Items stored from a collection

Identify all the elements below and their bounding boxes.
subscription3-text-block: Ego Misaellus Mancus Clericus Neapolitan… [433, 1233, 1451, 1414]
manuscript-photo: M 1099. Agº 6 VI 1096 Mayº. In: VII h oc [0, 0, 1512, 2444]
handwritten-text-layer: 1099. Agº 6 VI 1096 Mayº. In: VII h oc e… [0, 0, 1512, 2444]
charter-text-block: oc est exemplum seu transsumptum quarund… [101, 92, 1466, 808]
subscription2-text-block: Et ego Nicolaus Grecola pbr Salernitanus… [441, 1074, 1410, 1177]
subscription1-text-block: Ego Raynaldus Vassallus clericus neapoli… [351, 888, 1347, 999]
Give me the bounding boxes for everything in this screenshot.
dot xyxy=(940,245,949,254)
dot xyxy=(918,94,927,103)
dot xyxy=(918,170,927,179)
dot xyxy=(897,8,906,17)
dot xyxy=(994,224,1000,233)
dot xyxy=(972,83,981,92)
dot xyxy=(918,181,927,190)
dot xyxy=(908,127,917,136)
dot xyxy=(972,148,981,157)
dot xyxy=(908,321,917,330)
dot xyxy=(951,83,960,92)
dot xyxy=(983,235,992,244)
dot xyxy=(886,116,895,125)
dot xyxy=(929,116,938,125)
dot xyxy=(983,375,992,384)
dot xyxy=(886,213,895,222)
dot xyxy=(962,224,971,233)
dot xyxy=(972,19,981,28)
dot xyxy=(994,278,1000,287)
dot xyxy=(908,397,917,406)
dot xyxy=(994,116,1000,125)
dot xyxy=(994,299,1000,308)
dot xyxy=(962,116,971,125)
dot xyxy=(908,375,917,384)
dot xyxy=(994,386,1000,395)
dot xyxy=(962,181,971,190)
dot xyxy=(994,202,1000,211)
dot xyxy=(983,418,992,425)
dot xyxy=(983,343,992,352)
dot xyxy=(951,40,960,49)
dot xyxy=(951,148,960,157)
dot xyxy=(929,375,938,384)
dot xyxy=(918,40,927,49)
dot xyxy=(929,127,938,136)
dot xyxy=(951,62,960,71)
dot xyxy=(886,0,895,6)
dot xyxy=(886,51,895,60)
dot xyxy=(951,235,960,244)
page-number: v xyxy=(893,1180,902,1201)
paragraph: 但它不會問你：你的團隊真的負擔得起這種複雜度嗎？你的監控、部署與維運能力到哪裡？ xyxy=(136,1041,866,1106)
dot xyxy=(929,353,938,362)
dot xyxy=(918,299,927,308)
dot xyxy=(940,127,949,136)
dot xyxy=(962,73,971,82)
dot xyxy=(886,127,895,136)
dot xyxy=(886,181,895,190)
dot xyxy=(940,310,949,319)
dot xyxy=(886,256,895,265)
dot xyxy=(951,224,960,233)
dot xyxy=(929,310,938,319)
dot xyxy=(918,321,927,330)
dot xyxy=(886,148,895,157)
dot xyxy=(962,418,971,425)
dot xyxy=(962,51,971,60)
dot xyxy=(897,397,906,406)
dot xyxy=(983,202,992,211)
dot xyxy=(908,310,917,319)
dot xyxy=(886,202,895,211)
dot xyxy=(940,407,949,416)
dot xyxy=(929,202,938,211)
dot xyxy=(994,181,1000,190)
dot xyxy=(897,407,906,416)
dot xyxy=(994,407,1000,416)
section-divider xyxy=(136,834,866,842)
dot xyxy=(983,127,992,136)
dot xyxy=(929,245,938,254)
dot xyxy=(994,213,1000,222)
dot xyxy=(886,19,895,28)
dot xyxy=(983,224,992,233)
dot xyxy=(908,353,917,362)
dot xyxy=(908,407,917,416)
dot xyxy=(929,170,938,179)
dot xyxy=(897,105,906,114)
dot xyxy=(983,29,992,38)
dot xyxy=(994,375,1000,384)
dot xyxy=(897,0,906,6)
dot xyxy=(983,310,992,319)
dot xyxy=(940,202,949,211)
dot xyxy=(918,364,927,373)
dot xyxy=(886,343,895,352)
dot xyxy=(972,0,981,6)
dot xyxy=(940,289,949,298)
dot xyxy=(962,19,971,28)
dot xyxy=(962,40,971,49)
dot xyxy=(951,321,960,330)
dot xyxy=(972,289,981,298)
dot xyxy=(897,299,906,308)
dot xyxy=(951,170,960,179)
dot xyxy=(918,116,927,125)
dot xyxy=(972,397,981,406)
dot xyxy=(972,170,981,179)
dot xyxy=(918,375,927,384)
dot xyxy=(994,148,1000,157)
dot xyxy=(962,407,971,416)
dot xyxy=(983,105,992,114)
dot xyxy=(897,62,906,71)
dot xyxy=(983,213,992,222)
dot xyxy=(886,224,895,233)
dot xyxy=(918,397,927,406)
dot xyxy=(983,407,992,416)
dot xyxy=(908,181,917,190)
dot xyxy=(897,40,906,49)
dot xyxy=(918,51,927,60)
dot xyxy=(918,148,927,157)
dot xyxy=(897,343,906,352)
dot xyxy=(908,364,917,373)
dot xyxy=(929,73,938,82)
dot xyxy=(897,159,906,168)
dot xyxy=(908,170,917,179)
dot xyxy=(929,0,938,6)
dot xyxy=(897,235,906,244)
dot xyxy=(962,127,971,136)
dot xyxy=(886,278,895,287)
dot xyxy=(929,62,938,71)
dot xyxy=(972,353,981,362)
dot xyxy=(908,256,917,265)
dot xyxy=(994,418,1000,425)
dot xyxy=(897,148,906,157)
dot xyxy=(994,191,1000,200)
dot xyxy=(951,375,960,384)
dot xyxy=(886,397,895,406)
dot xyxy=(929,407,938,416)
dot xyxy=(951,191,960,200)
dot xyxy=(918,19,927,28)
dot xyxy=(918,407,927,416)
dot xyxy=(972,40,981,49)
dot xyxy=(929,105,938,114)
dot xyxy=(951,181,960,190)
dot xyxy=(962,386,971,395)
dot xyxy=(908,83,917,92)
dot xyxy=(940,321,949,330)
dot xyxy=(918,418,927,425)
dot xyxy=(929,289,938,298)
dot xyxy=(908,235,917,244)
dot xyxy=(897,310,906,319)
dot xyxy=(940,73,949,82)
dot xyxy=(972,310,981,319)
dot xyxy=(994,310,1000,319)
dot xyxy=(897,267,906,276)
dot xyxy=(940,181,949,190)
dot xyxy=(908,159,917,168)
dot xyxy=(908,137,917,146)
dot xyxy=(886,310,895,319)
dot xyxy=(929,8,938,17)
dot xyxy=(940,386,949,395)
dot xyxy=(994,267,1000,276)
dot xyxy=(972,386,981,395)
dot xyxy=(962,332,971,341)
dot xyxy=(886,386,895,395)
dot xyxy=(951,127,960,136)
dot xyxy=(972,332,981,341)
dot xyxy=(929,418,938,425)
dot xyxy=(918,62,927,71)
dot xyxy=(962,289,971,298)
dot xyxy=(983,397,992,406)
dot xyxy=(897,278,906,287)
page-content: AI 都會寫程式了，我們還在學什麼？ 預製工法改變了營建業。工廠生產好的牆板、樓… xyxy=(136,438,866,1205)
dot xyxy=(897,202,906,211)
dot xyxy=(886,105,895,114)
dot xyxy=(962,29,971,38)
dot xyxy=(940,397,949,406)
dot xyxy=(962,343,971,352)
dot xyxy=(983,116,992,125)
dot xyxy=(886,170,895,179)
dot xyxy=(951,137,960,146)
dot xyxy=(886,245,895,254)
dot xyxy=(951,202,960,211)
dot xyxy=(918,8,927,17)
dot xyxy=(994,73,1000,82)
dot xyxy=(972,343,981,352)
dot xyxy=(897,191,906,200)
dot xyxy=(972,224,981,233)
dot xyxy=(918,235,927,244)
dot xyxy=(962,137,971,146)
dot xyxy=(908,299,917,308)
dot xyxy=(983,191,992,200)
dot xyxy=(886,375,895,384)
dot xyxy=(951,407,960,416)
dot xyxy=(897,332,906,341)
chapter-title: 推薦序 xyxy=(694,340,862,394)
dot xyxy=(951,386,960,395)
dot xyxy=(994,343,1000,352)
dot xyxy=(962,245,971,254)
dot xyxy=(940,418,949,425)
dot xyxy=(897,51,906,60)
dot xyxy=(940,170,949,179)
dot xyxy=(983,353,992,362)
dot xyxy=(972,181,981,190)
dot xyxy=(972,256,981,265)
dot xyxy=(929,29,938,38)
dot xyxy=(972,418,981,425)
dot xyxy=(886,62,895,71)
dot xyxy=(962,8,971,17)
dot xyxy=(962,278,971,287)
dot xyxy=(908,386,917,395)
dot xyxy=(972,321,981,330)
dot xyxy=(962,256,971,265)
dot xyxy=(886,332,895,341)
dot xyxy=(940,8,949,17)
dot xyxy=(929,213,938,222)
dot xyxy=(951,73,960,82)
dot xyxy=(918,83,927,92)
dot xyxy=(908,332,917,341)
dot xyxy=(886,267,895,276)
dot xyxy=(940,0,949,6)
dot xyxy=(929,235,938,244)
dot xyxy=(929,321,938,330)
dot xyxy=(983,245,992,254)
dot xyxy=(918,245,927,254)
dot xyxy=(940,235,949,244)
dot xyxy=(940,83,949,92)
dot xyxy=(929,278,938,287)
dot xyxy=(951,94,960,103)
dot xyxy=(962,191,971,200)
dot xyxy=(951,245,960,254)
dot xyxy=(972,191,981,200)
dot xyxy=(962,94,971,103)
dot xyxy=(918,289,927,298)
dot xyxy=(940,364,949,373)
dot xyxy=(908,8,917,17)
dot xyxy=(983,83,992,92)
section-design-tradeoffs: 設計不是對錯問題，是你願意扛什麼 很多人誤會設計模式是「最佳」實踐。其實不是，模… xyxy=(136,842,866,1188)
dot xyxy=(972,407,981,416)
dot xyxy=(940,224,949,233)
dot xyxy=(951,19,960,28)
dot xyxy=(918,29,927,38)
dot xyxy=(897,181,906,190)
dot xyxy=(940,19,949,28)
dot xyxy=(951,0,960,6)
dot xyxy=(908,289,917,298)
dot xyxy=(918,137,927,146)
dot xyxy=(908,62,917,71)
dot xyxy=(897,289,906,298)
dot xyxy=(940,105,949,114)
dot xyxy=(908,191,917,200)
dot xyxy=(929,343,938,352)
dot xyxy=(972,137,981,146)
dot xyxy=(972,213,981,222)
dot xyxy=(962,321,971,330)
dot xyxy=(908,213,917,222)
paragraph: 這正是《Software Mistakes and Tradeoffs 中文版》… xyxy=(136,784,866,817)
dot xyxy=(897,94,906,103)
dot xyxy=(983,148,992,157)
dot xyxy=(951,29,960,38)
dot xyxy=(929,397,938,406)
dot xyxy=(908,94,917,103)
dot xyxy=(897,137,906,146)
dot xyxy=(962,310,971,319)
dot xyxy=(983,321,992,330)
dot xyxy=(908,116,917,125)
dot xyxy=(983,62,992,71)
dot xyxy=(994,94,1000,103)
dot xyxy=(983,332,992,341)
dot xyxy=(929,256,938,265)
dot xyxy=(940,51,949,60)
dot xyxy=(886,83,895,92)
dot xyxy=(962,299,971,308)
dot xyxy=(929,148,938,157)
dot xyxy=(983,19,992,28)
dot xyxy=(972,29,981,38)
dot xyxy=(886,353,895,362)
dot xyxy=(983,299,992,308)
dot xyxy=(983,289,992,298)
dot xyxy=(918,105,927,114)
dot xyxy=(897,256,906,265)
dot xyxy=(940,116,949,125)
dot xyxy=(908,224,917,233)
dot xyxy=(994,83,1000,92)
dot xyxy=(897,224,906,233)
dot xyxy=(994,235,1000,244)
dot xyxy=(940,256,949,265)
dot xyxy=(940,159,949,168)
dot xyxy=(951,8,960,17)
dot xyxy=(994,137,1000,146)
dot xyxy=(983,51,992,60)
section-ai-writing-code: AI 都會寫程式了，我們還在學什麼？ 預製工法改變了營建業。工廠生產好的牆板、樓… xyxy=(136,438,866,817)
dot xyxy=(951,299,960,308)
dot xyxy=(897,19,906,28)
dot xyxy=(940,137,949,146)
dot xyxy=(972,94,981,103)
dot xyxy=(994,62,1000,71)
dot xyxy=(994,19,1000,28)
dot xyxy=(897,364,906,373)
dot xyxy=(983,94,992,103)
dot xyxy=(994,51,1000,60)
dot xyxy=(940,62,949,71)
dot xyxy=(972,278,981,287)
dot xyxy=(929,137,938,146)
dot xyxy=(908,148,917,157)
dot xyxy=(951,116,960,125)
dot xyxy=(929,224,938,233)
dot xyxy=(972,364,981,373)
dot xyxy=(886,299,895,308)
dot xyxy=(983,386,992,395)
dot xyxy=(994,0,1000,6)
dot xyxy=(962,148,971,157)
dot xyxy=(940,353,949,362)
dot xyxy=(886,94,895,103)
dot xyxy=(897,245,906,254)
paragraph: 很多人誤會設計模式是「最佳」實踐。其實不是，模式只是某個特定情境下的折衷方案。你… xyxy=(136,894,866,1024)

*Goal*. Reproduce, character for character, the part of the entries that opens with their very first line and closes with the line containing "charter-text-block: oc est", including both of those lines.

*Written response*.
Identify all the elements below and their bounding boxes.
subscription3-text-block: Ego Misaellus Mancus Clericus Neapolitan… [433, 1233, 1451, 1414]
manuscript-photo: M 1099. Agº 6 VI 1096 Mayº. In: VII h oc [0, 0, 1512, 2444]
handwritten-text-layer: 1099. Agº 6 VI 1096 Mayº. In: VII h oc e… [0, 0, 1512, 2444]
charter-text-block: oc est exemplum seu transsumptum quarund… [101, 92, 1466, 808]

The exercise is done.